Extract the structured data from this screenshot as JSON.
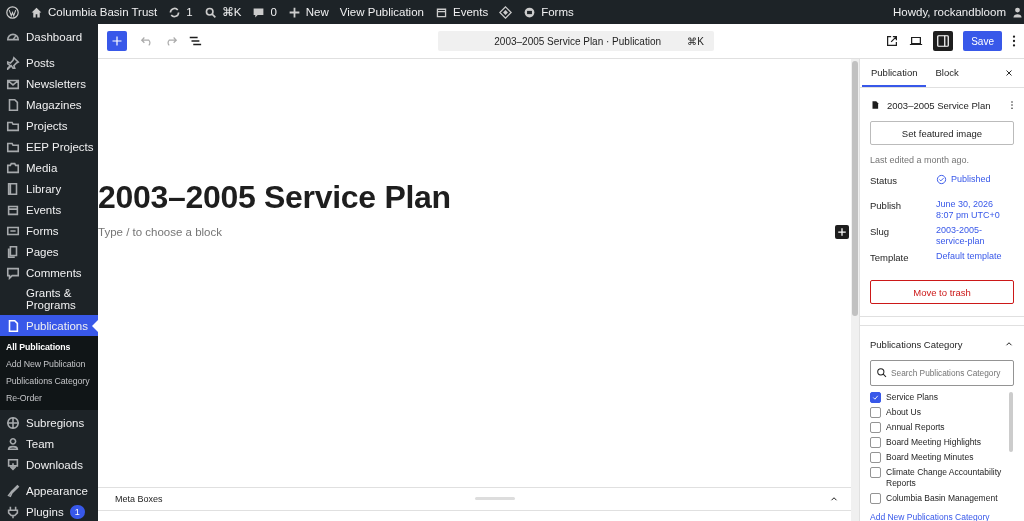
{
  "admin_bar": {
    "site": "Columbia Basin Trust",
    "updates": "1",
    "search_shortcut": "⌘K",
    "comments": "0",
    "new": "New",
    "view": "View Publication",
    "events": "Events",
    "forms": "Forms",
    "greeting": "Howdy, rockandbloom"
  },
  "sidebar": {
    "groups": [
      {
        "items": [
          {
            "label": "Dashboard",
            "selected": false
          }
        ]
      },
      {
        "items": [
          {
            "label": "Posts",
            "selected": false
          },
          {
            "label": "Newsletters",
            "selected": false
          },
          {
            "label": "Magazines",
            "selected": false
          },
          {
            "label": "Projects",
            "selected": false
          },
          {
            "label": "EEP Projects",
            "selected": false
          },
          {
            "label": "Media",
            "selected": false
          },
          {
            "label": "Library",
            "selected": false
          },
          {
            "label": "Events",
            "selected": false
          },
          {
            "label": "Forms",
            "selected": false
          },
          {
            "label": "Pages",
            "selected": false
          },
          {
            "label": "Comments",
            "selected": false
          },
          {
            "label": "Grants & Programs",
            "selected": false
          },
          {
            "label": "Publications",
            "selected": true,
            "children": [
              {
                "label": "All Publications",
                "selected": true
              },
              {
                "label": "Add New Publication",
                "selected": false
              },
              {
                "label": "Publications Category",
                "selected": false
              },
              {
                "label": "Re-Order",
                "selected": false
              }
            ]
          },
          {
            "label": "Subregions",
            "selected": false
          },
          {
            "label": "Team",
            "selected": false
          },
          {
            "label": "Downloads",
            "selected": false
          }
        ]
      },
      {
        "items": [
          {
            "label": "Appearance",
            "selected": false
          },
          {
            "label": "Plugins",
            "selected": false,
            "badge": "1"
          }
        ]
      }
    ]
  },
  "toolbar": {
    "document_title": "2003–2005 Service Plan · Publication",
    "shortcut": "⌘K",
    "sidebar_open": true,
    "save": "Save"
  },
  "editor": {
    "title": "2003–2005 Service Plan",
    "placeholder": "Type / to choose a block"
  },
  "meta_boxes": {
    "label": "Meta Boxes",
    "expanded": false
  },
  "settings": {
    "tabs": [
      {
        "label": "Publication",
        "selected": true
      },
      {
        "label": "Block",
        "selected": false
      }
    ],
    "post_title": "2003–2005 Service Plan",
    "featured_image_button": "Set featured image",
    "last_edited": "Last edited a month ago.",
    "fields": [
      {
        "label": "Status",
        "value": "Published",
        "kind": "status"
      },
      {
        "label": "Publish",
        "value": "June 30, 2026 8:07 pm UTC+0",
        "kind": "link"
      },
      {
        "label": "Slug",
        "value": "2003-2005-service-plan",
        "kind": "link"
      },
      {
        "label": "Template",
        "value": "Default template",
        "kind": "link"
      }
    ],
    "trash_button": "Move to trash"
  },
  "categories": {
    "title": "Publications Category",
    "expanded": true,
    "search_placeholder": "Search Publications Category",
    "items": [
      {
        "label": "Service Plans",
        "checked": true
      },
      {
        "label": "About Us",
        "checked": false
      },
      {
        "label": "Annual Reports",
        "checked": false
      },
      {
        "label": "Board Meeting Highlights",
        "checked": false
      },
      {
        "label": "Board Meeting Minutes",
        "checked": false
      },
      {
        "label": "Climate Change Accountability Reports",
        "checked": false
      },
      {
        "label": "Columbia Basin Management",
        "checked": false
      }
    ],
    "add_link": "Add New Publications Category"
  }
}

=-=-=-=-=

:: TASK PROMPT ::
Please list every line of the records that contains "Basin".

:: EXERCISE OUTPUT ::
    "site": "Columbia Basin Trust",
        "label": "Columbia Basin Management",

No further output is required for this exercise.